# TASK MATERIAL
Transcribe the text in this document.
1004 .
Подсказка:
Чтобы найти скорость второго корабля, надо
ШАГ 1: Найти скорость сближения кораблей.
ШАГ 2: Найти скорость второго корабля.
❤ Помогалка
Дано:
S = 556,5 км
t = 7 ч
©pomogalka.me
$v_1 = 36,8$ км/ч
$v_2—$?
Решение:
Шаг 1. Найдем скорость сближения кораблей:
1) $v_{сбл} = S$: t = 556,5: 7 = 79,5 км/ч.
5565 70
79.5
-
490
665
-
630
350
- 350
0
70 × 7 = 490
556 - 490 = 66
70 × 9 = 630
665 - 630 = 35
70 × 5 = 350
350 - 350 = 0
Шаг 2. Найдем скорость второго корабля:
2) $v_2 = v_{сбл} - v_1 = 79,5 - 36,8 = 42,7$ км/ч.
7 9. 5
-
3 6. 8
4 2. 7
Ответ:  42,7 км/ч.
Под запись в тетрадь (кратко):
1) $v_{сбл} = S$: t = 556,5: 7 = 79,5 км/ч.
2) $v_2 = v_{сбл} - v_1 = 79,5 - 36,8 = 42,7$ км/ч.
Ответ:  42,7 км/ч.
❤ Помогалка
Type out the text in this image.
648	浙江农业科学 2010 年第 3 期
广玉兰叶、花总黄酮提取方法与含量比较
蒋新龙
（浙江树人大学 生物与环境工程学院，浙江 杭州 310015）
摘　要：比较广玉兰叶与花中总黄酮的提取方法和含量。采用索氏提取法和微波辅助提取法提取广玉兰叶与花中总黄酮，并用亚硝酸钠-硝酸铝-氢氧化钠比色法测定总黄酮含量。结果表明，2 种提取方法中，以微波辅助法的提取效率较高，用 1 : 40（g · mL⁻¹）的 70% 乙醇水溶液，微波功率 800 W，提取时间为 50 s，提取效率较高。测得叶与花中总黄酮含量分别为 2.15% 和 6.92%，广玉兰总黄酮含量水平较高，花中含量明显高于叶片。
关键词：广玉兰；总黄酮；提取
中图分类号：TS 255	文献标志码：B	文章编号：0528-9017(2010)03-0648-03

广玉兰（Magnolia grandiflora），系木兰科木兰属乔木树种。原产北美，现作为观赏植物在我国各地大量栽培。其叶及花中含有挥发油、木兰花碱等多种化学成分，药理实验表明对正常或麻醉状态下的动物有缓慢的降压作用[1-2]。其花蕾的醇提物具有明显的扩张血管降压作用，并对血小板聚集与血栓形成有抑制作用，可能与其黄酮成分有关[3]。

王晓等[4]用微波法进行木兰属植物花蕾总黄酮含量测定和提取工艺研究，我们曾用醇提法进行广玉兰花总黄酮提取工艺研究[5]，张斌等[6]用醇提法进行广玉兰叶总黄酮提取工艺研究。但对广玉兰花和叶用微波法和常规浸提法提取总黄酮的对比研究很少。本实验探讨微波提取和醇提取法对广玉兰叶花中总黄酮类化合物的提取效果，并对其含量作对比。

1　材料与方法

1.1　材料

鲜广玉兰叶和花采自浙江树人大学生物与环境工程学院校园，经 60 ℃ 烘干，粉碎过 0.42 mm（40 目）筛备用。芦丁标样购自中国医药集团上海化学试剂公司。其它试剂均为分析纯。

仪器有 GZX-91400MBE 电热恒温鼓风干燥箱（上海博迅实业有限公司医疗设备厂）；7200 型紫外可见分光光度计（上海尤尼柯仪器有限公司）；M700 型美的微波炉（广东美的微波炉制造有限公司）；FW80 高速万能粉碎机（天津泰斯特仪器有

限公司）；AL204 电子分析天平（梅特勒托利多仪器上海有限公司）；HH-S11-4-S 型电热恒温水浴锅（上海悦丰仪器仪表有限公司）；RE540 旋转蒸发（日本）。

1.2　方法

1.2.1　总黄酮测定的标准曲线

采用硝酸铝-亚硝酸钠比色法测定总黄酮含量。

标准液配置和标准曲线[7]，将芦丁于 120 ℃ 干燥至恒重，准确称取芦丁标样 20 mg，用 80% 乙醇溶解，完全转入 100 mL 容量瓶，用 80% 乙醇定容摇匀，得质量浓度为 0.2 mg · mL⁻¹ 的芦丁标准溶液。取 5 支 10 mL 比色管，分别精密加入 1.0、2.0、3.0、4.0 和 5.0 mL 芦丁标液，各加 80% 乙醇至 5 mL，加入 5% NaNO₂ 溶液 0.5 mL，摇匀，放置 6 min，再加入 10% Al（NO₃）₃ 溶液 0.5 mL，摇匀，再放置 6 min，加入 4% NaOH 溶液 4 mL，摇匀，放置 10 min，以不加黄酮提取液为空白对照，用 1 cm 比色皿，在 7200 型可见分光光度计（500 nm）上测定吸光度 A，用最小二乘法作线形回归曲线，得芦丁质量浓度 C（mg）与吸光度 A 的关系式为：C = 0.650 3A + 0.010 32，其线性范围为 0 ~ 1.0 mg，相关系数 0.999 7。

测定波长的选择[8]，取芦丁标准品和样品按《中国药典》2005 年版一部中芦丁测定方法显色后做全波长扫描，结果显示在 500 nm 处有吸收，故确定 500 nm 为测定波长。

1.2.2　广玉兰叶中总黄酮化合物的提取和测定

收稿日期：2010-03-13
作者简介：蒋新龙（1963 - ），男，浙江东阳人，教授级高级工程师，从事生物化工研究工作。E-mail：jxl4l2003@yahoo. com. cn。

# PROBLEM TO WORK ON
Copy out the lines in which the string "корабля" appears.

# SOLUTION BELOW
Чтобы найти скорость второго корабля, надо
ШАГ 2: Найти скорость второго корабля.
Шаг 2. Найдем скорость второго корабля:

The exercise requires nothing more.